* **INSTRUCTIONS TO FOLLOW**:
In the listing below, locate the lines bearing the word "block". Copy every one of them.

--- Start of DATA SHOWN ---

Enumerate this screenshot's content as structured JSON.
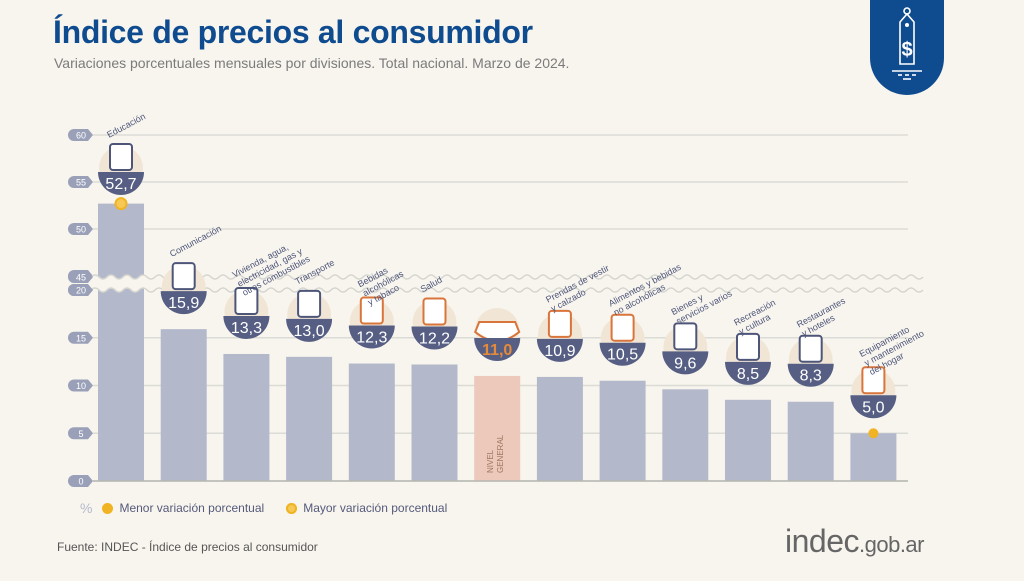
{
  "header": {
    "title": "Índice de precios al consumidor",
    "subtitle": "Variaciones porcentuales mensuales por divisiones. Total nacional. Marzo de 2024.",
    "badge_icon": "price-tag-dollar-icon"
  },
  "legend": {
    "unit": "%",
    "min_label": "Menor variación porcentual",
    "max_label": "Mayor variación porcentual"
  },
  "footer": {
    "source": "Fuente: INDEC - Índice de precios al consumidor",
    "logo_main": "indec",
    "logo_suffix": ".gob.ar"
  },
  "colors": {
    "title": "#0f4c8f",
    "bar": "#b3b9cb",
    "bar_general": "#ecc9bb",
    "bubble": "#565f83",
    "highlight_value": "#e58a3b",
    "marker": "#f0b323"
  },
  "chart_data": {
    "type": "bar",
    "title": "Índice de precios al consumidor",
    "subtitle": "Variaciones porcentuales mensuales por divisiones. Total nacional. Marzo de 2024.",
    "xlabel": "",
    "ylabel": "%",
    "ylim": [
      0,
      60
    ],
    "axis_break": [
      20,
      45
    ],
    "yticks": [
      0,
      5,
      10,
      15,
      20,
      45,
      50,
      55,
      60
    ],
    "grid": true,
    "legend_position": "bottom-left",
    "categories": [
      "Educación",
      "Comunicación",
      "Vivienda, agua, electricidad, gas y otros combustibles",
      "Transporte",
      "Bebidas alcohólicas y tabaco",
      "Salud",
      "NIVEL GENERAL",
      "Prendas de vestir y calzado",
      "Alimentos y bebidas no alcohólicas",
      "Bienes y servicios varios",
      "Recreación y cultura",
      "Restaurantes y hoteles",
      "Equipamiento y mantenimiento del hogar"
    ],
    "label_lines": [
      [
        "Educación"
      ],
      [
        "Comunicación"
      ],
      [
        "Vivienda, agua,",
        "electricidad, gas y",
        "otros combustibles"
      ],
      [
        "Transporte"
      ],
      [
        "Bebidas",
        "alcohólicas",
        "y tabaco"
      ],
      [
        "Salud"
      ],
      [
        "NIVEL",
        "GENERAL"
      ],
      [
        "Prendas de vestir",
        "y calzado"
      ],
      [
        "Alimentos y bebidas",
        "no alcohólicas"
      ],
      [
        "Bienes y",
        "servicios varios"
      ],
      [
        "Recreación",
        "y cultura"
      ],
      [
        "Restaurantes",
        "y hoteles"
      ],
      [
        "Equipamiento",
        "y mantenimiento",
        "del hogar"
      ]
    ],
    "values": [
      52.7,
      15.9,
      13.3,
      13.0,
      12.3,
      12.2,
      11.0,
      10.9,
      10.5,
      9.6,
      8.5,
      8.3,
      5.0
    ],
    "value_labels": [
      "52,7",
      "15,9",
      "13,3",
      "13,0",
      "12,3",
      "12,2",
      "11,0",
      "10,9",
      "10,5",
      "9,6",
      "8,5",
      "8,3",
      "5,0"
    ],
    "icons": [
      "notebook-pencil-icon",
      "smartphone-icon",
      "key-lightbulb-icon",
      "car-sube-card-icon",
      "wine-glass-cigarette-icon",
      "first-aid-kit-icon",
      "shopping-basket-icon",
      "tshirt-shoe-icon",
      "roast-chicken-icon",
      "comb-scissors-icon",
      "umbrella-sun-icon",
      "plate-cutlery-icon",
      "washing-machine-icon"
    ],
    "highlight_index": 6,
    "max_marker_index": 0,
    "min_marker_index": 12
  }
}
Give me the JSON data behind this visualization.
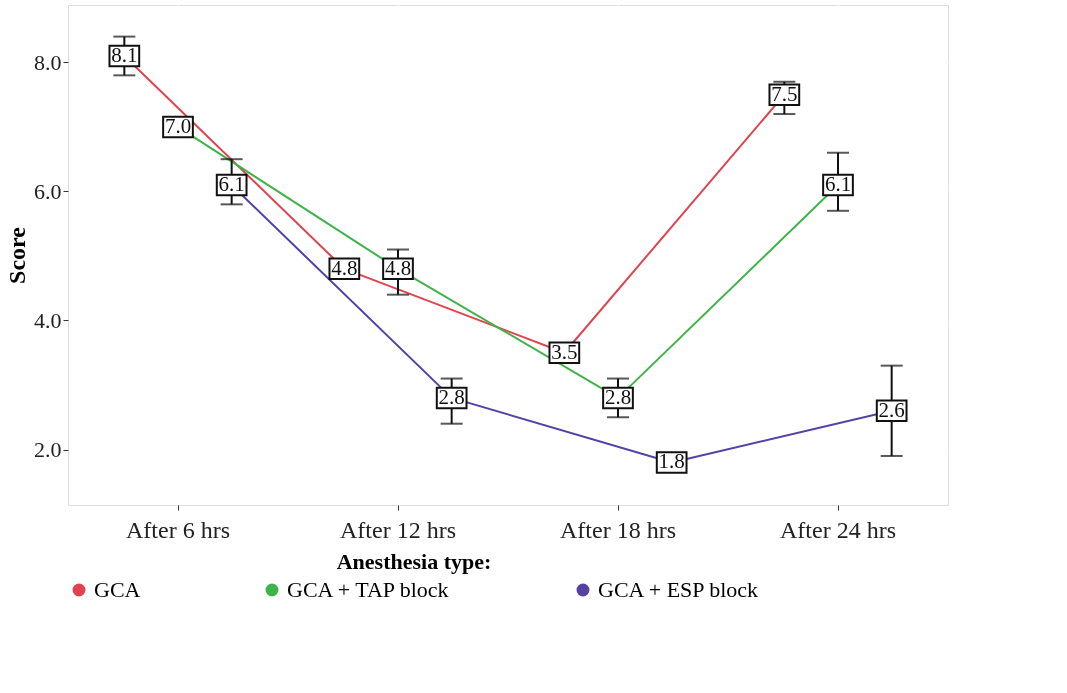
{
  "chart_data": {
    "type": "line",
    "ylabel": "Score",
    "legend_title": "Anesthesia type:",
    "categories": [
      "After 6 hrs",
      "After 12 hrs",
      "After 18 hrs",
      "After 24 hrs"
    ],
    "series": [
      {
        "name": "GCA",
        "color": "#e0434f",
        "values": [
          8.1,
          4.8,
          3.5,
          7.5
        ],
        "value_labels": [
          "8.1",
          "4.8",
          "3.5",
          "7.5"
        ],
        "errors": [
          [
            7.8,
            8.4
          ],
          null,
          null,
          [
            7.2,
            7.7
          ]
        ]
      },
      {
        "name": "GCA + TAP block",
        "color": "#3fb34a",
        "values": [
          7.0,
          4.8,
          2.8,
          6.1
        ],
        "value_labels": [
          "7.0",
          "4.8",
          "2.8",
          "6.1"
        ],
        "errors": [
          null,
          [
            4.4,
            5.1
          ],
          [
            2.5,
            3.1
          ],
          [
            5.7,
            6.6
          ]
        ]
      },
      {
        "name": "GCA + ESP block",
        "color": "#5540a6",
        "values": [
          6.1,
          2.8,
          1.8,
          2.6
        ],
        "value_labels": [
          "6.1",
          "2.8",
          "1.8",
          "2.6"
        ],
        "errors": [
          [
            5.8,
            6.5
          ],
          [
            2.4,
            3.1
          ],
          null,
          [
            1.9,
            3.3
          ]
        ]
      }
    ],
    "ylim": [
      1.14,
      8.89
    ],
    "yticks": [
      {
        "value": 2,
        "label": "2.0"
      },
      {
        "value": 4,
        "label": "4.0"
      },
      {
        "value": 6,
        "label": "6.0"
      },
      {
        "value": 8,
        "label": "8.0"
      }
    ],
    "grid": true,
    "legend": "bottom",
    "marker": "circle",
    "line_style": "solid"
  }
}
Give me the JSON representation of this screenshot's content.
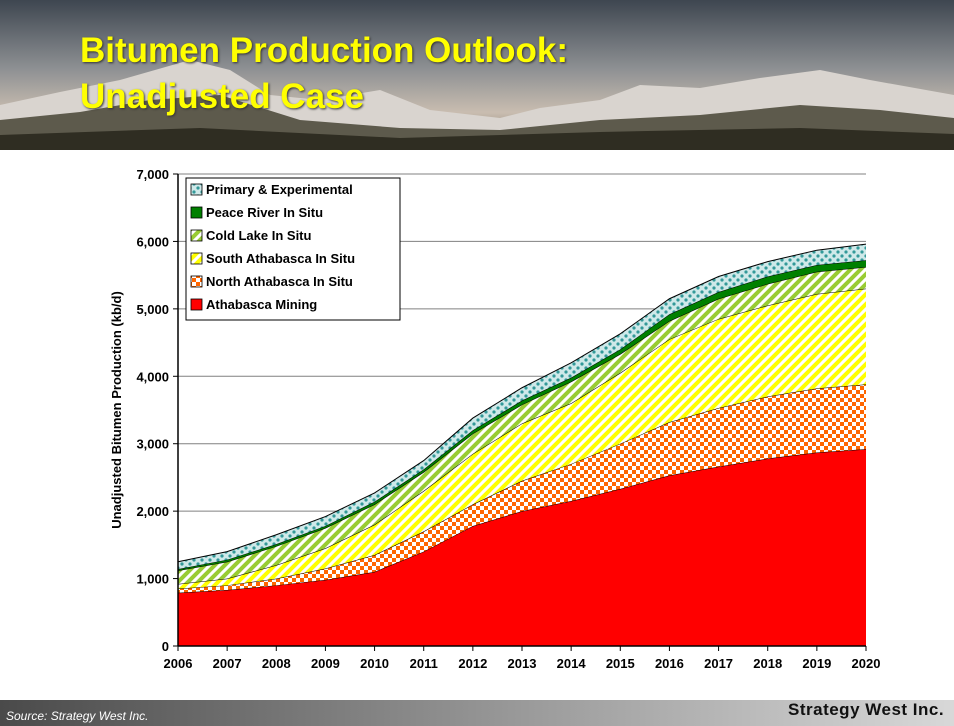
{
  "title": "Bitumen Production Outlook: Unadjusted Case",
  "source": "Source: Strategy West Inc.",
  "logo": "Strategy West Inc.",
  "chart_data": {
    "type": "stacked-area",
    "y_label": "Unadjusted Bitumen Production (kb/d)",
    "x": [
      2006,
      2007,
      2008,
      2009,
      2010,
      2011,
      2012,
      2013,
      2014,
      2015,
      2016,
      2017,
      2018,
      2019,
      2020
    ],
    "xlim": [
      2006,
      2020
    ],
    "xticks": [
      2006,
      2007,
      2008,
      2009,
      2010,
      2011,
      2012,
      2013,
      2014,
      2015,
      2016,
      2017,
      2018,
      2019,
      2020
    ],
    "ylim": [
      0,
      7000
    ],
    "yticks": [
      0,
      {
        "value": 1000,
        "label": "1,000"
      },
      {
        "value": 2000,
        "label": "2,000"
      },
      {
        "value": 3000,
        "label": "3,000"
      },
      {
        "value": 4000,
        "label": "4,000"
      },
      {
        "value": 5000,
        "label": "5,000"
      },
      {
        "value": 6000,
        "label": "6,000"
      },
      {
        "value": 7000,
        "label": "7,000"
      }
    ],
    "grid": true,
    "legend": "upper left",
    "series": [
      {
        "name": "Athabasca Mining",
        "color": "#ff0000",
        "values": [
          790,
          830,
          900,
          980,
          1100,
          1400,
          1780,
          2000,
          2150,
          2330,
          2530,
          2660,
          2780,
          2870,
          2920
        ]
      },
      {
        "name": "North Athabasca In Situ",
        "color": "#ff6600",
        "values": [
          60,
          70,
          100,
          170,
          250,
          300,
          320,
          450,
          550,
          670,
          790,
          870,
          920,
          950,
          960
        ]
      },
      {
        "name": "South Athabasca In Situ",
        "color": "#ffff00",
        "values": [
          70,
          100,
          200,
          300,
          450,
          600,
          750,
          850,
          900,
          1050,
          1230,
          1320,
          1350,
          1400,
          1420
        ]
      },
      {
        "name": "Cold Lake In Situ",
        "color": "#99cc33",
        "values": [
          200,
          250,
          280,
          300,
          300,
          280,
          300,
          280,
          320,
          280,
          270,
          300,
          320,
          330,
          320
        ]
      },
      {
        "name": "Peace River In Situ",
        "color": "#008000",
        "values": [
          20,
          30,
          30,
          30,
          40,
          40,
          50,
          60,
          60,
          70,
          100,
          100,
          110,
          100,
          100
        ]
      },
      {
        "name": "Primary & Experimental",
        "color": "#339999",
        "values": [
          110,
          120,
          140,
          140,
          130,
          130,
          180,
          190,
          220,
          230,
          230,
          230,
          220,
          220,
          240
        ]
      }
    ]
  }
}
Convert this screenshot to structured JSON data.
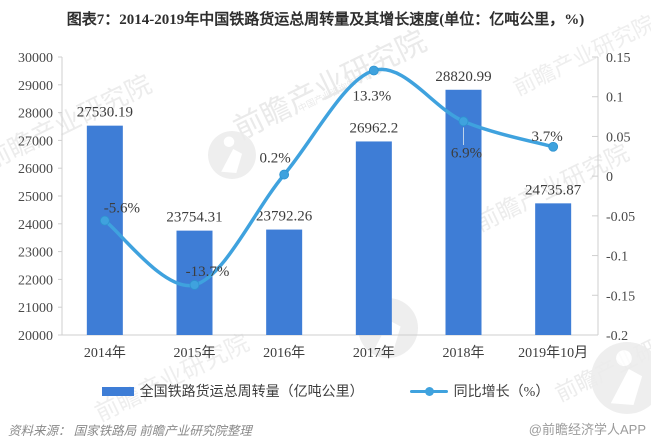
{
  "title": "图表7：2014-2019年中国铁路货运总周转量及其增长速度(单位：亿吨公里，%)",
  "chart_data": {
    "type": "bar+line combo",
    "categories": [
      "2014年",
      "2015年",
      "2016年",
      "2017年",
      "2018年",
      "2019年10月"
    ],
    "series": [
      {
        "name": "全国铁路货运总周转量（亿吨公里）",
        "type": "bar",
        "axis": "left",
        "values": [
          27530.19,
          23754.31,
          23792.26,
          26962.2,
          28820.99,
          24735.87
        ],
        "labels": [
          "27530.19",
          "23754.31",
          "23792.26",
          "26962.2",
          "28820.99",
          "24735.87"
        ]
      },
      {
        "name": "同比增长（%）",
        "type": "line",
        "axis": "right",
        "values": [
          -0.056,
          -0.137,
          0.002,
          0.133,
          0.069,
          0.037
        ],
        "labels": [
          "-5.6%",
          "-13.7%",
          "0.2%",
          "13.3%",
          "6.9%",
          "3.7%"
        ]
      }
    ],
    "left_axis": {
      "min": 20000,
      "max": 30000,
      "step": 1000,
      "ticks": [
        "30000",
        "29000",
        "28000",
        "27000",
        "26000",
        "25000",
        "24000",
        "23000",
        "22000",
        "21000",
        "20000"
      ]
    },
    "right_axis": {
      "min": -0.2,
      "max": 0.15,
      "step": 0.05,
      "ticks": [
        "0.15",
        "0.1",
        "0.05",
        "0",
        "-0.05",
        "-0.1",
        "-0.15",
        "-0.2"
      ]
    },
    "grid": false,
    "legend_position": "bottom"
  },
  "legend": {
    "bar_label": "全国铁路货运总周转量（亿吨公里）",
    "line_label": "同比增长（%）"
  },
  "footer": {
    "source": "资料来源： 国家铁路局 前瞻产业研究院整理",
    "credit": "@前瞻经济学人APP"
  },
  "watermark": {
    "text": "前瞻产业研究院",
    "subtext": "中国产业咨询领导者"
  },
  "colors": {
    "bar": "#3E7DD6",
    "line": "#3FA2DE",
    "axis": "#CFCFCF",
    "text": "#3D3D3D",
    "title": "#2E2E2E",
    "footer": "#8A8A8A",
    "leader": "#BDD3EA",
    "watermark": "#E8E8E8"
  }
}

--- End of DATA SHOWN ---

* **RESULT FOR THIS TASK**:
        "name": "GCA + TAP block",
        "name": "GCA + ESP block",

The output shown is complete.